> **TASK REQUIREMENTS**:
Reproduce everything from the beginning of the data down to and including the line that contains "note-5e: TELEDYNE STANDARD".

(Element placement data)
——————————

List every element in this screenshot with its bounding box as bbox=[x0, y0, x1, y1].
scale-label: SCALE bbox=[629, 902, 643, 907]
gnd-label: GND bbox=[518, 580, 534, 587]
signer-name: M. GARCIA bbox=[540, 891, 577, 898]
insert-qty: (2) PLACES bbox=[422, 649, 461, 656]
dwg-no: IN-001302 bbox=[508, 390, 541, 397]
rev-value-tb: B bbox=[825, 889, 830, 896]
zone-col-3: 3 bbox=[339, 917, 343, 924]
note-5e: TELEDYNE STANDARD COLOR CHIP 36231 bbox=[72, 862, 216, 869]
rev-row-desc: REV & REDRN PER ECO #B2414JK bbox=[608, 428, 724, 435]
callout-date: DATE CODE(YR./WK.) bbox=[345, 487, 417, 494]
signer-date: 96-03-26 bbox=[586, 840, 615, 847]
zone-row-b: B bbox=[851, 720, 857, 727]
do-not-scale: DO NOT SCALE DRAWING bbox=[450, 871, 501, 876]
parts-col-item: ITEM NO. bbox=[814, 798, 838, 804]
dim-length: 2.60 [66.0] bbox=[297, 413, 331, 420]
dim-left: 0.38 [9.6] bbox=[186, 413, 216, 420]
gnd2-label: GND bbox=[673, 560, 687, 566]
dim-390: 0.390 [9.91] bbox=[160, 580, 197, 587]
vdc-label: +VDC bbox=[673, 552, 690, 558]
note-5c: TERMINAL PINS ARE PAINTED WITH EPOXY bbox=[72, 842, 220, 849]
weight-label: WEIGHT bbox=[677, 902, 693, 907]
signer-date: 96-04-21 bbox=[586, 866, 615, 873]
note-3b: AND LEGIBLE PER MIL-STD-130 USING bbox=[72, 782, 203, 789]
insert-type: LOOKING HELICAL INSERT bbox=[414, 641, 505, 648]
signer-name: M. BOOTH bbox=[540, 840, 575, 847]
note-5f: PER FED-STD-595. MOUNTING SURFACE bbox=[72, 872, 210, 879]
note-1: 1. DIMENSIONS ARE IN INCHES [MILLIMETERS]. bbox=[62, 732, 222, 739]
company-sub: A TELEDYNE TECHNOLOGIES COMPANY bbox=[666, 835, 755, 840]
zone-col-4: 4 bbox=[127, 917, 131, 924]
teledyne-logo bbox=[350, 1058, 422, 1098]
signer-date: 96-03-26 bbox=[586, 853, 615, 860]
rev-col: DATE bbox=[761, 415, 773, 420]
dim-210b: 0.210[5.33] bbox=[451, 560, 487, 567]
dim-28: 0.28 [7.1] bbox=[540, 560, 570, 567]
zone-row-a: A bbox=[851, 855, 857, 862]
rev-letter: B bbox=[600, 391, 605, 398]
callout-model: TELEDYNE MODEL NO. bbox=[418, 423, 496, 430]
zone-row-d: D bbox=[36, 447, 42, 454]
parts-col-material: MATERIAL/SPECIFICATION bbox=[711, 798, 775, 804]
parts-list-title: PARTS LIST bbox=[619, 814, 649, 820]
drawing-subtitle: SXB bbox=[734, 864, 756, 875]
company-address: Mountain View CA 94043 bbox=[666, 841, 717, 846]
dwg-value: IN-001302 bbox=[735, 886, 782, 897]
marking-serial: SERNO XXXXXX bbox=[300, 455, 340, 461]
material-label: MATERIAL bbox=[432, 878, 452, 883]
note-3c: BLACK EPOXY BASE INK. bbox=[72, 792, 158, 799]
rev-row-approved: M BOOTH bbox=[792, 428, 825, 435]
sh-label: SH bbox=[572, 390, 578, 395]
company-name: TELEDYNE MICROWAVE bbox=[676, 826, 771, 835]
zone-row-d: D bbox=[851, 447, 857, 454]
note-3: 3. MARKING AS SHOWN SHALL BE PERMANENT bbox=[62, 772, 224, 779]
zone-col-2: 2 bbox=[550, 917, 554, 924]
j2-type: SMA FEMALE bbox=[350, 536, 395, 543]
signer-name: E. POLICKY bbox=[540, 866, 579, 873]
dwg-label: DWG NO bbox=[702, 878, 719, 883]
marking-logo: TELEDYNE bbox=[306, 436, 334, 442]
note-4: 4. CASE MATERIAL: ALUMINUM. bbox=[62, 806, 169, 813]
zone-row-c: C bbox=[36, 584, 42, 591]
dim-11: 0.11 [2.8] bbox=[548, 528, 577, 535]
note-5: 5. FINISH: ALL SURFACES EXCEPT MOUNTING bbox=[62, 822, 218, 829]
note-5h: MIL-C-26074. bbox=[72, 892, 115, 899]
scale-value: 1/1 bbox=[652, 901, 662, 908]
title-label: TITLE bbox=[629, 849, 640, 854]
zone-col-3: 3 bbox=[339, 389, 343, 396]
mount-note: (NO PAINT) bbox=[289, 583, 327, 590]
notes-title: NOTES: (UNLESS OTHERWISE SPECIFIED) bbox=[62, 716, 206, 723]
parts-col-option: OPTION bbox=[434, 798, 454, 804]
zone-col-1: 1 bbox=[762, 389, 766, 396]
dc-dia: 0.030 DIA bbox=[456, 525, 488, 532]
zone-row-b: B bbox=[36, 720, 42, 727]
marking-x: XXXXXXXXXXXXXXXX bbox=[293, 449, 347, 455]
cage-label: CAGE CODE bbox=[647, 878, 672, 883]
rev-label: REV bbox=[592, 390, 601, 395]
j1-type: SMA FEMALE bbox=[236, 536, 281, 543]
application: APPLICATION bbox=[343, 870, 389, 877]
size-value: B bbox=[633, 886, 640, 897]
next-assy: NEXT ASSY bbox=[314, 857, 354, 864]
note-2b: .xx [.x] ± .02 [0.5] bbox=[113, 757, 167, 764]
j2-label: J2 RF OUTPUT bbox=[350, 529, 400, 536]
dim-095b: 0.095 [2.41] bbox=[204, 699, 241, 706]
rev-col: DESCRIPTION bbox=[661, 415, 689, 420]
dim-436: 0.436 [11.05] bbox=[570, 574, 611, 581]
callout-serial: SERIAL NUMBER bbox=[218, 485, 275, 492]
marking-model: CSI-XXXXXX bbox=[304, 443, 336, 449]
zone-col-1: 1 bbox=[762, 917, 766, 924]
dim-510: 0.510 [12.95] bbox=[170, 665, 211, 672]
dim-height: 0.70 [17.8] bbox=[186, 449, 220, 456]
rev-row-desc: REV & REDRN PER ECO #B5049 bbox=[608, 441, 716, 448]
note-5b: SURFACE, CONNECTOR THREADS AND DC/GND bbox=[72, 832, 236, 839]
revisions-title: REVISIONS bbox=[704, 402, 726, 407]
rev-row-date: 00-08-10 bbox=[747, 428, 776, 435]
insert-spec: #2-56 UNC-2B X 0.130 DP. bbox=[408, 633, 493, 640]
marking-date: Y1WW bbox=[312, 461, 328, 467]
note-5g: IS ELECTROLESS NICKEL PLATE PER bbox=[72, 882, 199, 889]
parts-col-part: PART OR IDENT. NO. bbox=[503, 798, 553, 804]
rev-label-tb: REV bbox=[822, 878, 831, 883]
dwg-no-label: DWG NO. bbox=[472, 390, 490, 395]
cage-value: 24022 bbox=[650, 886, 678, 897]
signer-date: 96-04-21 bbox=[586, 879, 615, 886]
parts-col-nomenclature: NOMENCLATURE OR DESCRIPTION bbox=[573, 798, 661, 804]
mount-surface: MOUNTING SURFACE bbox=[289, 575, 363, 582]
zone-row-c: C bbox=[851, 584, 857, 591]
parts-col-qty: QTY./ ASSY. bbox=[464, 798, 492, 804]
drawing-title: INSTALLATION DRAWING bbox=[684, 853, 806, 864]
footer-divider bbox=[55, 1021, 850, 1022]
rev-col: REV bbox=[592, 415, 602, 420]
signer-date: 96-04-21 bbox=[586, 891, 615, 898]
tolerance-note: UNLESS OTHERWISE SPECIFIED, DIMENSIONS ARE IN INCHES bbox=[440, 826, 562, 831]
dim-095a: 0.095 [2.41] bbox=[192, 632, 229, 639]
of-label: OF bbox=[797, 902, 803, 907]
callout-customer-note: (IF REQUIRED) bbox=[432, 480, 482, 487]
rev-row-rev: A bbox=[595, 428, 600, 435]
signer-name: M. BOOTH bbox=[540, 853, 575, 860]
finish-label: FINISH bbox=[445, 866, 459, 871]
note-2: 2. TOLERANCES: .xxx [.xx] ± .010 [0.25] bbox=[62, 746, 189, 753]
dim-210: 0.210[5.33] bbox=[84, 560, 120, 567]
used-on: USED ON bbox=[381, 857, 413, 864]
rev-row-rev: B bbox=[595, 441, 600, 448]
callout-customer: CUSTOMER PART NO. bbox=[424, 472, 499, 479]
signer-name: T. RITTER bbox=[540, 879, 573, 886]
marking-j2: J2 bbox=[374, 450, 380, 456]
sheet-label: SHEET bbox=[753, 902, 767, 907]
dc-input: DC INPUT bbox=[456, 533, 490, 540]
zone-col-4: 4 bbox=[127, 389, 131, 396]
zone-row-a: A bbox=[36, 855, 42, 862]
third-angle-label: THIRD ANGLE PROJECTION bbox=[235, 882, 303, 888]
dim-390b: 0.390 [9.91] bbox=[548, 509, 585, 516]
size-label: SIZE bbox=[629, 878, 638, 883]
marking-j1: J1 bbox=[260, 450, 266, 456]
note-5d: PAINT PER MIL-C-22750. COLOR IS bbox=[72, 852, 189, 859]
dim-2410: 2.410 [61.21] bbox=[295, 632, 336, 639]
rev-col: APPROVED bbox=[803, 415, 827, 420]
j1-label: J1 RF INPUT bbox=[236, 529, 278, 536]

——————————

> **SOLUTION TO THE EXERCISE**:
List every element in this screenshot with its bounding box as bbox=[x0, y0, x1, y1].
scale-label: SCALE bbox=[629, 902, 643, 907]
gnd-label: GND bbox=[518, 580, 534, 587]
signer-name: M. GARCIA bbox=[540, 891, 577, 898]
insert-qty: (2) PLACES bbox=[422, 649, 461, 656]
dwg-no: IN-001302 bbox=[508, 390, 541, 397]
rev-value-tb: B bbox=[825, 889, 830, 896]
zone-col-3: 3 bbox=[339, 917, 343, 924]
note-5e: TELEDYNE STANDARD COLOR CHIP 36231 bbox=[72, 862, 216, 869]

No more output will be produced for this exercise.